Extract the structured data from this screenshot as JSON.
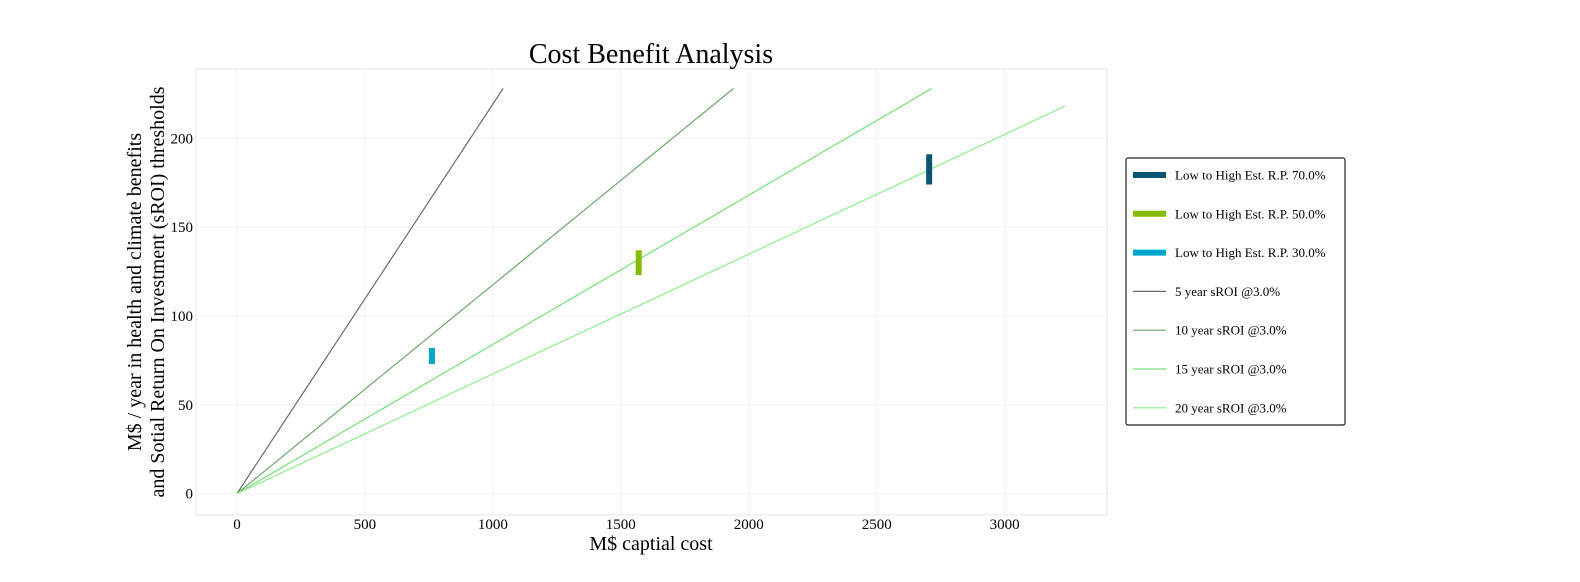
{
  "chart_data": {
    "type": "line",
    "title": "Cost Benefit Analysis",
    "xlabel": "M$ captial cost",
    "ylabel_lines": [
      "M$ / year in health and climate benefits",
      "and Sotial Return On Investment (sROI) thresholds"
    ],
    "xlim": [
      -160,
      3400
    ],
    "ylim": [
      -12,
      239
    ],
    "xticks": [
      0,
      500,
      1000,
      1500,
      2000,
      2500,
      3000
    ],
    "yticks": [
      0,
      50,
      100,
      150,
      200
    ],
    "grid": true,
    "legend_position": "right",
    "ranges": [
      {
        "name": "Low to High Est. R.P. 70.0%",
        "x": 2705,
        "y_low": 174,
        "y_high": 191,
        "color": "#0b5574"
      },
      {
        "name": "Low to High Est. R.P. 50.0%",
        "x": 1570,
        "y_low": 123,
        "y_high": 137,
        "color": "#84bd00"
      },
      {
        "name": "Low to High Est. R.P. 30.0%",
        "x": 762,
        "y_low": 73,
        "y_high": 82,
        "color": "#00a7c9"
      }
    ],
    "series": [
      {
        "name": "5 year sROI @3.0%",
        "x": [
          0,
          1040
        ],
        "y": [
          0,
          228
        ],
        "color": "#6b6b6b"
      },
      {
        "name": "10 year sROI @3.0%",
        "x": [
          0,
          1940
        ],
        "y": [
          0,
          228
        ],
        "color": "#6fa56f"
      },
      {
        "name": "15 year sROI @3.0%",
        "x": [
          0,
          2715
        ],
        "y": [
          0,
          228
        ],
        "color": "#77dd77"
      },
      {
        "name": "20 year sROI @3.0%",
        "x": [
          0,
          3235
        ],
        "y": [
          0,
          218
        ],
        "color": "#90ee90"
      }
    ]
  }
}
# # # # #
- DO THIS:
Return all of the entries word for word, but omit the pictures.

- REPLY TO THE EXERCISE:
Extract the structured data from this screenshot as JSON.
{
  "chart_data": {
    "type": "line",
    "title": "Cost Benefit Analysis",
    "xlabel": "M$ captial cost",
    "ylabel_lines": [
      "M$ / year in health and climate benefits",
      "and Sotial Return On Investment (sROI) thresholds"
    ],
    "xlim": [
      -160,
      3400
    ],
    "ylim": [
      -12,
      239
    ],
    "xticks": [
      0,
      500,
      1000,
      1500,
      2000,
      2500,
      3000
    ],
    "yticks": [
      0,
      50,
      100,
      150,
      200
    ],
    "grid": true,
    "legend_position": "right",
    "ranges": [
      {
        "name": "Low to High Est. R.P. 70.0%",
        "x": 2705,
        "y_low": 174,
        "y_high": 191,
        "color": "#0b5574"
      },
      {
        "name": "Low to High Est. R.P. 50.0%",
        "x": 1570,
        "y_low": 123,
        "y_high": 137,
        "color": "#84bd00"
      },
      {
        "name": "Low to High Est. R.P. 30.0%",
        "x": 762,
        "y_low": 73,
        "y_high": 82,
        "color": "#00a7c9"
      }
    ],
    "series": [
      {
        "name": "5 year sROI @3.0%",
        "x": [
          0,
          1040
        ],
        "y": [
          0,
          228
        ],
        "color": "#6b6b6b"
      },
      {
        "name": "10 year sROI @3.0%",
        "x": [
          0,
          1940
        ],
        "y": [
          0,
          228
        ],
        "color": "#6fa56f"
      },
      {
        "name": "15 year sROI @3.0%",
        "x": [
          0,
          2715
        ],
        "y": [
          0,
          228
        ],
        "color": "#77dd77"
      },
      {
        "name": "20 year sROI @3.0%",
        "x": [
          0,
          3235
        ],
        "y": [
          0,
          218
        ],
        "color": "#90ee90"
      }
    ]
  }
}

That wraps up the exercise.